» **Supplied passage**:
22.4.13

Writing Tips: Rules for naming young adult characters


Rules for naming
                              young adult characters

If you want to make it in the market these days, you need to know what the market is saying.  You need to grab people's attention.  So what's the market saying about names?  Here are a few rules for picking a popular name for your character.  And in case you can't tell, I think a lot of these are wtf-holy-cow-ridiculous.  But as with any annoying or cliche element, you can use it and get away with it.  Half of these books are ones that I love.  But that doesn't mean I can't poke a bit of affectionate fun.  So please don't flame me if "Aspen" is your absolute favorite OMGHAPPYRAINBOWS favorite male lead's name, please? 


The Echo Emerson Rule

Heroines must have mysterious, unusual, or questionably-gendered names.  If it was popular during the character's probable time of birth or if you have a classmate, friend, or mail carrier with that name, then it's off limits.  

Pushing the Limits, Katie McGarry: Echo 
Houglass, Myra McEntire:  Emerson
Wither, Lauren DeStefano:  Rhine 
Fallen, Lauren Kate:  Lucinda 
The Statistical Probability of Love at First Sight, Jennifer E. Smith:  Hadley 
Unremembered, Jessica Brody:  Seraphina 
How We Broke Up, Daniel Handler:  Minerva 

Who Breaks It:  
City of Bones, Cassandra Clare:  Clarissa "Clary" 
Everneath, Brodi Ashton:  Nikki 
The Fault in Our Stars, John Green:  Hazel 
Across the Universe, Beth Revis:  Amy 
Shiver, Maggie Stiefvater:  Grace 




The Aspen Rule

Love interests needs to have sexy, unusual, questionably-gendered names.  Completely old-fashioned names that weren't popular since 1942 are also acceptable.  


City of Bones, Cassandra Clare:  Jace
Lola and the Boy Next Door, Stephanie Perkins:  Cricket 
Hush, Hush, Becca Fitzpatrick:  Patch 
The Selection, Kiera Cass:  Aspen 
The Summer I Turned Pretty, Jenny Han:  Jeremiah, Conrad 

Who Breaks It:  
Everneath, Brodi Ashton:  Jack 
Twilight, Stephenie Meyer:  Edward, Jasper, James  (since these characters were born in an earlier time, they get a pass on the 1942 sub-clause) 


The Vampire Diaries Rule
Sexy, brooding bad boys must be named Damon.

[Document structure recognition data]

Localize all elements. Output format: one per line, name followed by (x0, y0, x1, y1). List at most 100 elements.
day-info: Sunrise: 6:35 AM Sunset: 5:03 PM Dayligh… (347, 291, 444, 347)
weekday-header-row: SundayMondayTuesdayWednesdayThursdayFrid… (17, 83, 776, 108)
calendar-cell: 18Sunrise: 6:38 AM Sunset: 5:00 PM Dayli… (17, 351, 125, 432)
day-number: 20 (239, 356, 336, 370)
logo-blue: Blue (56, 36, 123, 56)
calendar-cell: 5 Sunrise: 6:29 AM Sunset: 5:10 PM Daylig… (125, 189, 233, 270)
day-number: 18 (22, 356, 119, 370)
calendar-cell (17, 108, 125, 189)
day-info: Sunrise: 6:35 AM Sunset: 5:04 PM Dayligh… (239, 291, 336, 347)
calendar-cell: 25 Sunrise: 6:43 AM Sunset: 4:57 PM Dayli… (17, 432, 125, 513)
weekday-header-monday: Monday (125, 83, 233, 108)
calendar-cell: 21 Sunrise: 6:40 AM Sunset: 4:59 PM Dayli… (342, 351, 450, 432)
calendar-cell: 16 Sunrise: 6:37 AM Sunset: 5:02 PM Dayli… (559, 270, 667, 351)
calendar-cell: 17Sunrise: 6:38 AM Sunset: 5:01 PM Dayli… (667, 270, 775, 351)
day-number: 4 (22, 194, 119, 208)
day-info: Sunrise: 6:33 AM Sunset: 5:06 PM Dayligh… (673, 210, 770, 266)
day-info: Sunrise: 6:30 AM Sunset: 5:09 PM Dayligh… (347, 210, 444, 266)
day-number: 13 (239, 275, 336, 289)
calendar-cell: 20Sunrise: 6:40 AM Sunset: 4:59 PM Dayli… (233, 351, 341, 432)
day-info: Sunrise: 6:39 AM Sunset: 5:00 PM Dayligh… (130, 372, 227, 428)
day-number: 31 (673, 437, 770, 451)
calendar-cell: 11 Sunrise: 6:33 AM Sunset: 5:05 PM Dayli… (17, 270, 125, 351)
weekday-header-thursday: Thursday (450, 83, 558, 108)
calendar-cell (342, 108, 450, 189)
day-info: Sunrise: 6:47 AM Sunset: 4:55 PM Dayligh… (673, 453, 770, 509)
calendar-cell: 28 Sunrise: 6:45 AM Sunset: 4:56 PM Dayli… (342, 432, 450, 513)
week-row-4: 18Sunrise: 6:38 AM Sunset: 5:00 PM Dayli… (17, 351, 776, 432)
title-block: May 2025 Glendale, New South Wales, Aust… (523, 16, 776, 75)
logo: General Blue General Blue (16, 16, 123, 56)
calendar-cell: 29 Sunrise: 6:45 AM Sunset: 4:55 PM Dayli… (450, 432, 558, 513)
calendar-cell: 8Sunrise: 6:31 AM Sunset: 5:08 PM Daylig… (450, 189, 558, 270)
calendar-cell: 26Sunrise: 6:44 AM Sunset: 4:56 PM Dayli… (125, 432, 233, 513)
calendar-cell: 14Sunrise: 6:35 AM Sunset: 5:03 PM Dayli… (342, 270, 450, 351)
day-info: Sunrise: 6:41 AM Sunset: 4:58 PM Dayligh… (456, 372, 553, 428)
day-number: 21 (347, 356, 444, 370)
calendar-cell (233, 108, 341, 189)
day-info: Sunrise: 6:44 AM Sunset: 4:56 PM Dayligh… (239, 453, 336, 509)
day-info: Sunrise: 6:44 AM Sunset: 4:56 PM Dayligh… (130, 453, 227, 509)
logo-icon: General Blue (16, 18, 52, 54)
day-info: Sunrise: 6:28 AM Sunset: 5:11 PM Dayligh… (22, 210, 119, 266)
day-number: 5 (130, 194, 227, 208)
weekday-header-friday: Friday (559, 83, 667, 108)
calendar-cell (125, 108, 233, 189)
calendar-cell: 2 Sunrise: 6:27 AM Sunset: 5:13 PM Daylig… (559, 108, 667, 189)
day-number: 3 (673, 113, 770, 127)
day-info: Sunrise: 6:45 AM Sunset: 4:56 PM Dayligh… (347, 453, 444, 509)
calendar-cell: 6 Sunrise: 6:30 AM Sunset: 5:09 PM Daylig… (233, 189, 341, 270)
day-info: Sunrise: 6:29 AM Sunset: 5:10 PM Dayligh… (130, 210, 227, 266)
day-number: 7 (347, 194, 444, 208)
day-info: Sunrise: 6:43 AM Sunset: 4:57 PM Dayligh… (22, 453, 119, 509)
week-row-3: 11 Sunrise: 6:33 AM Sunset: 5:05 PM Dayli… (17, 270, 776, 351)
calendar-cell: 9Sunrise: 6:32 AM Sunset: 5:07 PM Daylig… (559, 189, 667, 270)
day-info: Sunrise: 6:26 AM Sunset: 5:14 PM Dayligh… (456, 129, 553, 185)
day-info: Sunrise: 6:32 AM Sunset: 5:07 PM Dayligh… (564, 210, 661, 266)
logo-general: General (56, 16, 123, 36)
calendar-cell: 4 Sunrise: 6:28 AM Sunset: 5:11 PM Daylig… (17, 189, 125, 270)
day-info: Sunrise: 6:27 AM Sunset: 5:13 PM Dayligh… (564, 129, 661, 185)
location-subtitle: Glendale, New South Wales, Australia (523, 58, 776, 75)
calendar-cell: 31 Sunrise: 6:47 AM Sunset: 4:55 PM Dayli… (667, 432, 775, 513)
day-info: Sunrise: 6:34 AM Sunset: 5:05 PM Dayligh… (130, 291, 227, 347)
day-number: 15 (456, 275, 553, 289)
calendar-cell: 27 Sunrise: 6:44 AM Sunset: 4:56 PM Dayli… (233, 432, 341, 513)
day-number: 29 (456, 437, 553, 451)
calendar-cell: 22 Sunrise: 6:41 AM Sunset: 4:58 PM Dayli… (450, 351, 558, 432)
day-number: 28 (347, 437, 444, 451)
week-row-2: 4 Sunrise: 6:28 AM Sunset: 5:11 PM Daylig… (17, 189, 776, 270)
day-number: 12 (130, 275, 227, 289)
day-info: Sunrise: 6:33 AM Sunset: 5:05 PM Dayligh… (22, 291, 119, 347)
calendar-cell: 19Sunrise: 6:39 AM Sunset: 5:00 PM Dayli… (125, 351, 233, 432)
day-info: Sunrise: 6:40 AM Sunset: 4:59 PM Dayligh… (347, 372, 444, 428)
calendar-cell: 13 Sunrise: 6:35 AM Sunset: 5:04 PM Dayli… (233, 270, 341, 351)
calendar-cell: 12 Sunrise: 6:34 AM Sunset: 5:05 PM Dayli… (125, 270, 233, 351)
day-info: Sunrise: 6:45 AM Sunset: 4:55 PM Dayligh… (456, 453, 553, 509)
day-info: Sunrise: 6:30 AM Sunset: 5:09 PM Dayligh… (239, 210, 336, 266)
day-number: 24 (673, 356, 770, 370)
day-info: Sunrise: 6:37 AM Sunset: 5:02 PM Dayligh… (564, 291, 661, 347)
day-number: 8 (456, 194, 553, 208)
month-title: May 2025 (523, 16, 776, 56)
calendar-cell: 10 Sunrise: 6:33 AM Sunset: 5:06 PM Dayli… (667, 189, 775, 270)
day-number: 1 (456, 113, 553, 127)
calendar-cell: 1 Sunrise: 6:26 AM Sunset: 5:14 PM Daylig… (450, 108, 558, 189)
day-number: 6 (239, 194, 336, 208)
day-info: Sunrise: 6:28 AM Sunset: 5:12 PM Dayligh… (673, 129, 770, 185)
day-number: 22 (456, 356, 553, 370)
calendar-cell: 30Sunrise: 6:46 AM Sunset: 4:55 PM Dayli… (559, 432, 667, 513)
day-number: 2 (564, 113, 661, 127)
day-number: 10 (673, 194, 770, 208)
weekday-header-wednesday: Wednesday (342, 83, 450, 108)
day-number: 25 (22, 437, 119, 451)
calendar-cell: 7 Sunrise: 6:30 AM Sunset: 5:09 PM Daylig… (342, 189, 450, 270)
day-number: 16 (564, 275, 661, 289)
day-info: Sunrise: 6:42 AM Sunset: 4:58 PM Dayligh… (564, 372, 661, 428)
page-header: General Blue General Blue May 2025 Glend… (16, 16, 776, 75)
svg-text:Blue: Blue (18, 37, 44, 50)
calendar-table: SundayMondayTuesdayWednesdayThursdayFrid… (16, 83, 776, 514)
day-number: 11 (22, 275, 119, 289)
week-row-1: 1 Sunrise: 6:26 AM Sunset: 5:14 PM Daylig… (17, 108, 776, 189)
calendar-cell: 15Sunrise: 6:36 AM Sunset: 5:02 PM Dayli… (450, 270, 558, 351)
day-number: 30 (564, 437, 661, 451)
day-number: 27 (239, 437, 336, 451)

» **Work instructions**: In the post on naming young adult characters, what name does the Vampire Diaries Rule require for sexy, brooding bad boys?

» **Final answer**: Damon